Textauszug:
--------------------

Interview Lateinamerika brennt: Woher kommt all die Wut?

Von Gil Bieler

21.11.2019

Strassenschlachten in Chile und Bolivien, Venezuela taumelt von Krise zu Krise, Mexiko und Kolumbien stecken im Drogensumpf fest. Was ist bloss los in Lateinamerika? ETH-Forscher Enzo Nussio klärt auf. 

Herr Nussio, in Lateinamerika brennt gerade die Luft. Ist das eine zufällige Häufung von Krisen oder gibt es einen Zusammenhang?

Natürlich gibt es in jedem Land eine eigene Dynamik, mit spezifischen Problemen. Grosse Gemeinsamkeiten gibt es aber in jenen Ländern, in denen Protestwellen entstanden sind – wie Chile und Ecuador. Und nun kommt wahrscheinlich noch Kolumbien dazu.

Wo sehen Sie denn die Parallelen?

Es gibt überall eine sehr grosse soziale Ungleichheit, hohe Kriminalität und Korruption. Und eine weitere Gemeinsamkeit besteht darin, dass es genug Demokratie gibt, dass Demonstrationen überhaupt möglich sind. Das war in Lateinamerika auch nicht immer der Fall. Gemeinsam ist diesen Ländern ausserdem, dass es eine wachsende Mittelklasse gibt, die auch wachsende Erwartungen an die Regierung hat – mit der die Realität aber nicht Schritt halten kann. Das ist der Hintergrund dieser Protestwellen in diversen Ländern.

Chile: Das Fass ist übergelaufen

Gehen wir zunächst auf Chile ein: Der Volkszorn entzündete sich dort an einer Preiserhöhung für die U-Bahn. Kam dieser Protest aus dem Nichts?

Nein, in Chile kam es immer wieder zu Protesten. Vor allem Studenten haben für eine bessere öffentliche Bildung protestiert. Chile hat in den letzten Jahren zwar grosse Fortschritte gemacht und gilt allgemein als Vorzeigebeispiel, aber es gibt immer noch eine sehr grosse Ungleichheit in der Gesellschaft. Gerade die öffentlichen Güter – wie Bildung oder ÖV – sind von ungenügender Qualität, was für viele Menschen ein grosses Problem ist. Daher konnte so ein kleiner Auslöser das Fass zum Überlaufen bringen und hat die allgemeine Unzufriedenheit zum Vorschein gebracht.



Weshalb ging denn die Kluft überhaupt so weit auseinander?

--------------------

Quelldaten:
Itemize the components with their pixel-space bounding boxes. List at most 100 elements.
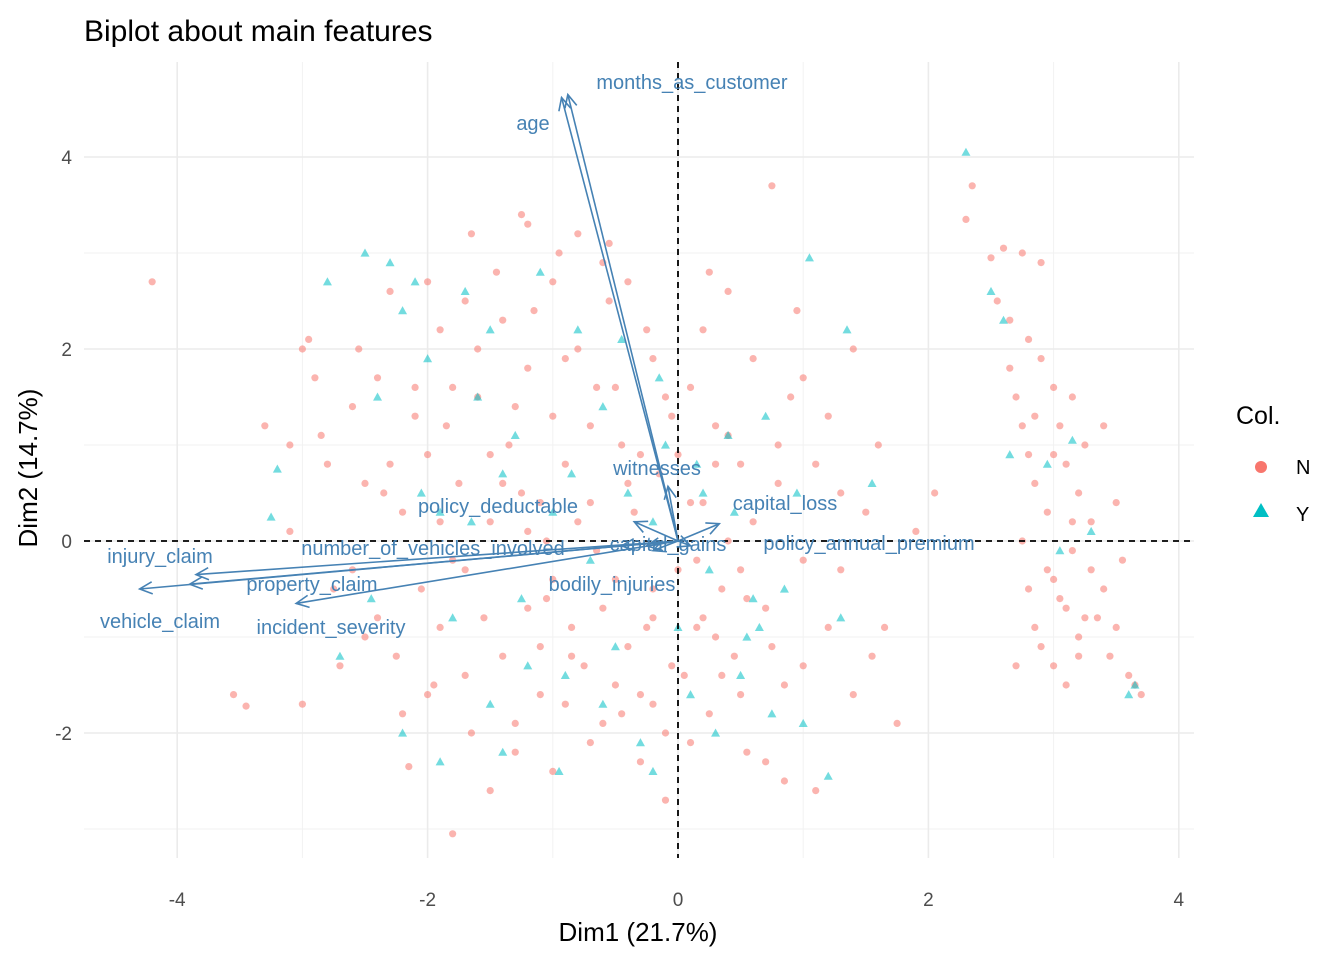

--------------------

Aufgaben:
(A) Schreiben Sie aus dem Interview über Lateinamerika den Abschnitt ab, der mit den Worten „Wo sehen Sie“ beginnt und mit „aus dem Nichts?“ endet.
(B) Führen Sie das Interview über die Proteste in Lateinamerika ab der Stelle weiter, an der es aufhört.
Die Zeilen werden hier nicht gebraucht.

Ergebnisse:
(A)
Wo sehen Sie denn die Parallelen?

Es gibt überall eine sehr grosse soziale Ungleichheit, hohe Kriminalität und Korruption. Und eine weitere Gemeinsamkeit besteht darin, dass es genug Demokratie gibt, dass Demonstrationen überhaupt möglich sind. Das war in Lateinamerika auch nicht immer der Fall. Gemeinsam ist diesen Ländern ausserdem, dass es eine wachsende Mittelklasse gibt, die auch wachsende Erwartungen an die Regierung hat – mit der die Realität aber nicht Schritt halten kann. Das ist der Hintergrund dieser Protestwellen in diversen Ländern.

Chile: Das Fass ist übergelaufen

Gehen wir zunächst auf Chile ein: Der Volkszorn entzündete sich dort an einer Preiserhöhung für die U-Bahn. Kam dieser Protest aus dem Nichts?

(B)
Das ist ein altes Thema und betrifft fast alle Länder in Lateinamerika: Es gibt soziale Klassen und eine kleine Oberschicht, die die grösste wirtschaftliche und politische Macht hat. Das zu ändern, ist sehr schwierig, denn dafür bräuchte es grosse Reformen und eine Umverteilung. Und wahrscheinlich wären nicht einmal jene Leute, die jetzt in die Mittelklasse aufsteigen, dazu bereit, diese Reformen mitzutragen.

Woran liegt das?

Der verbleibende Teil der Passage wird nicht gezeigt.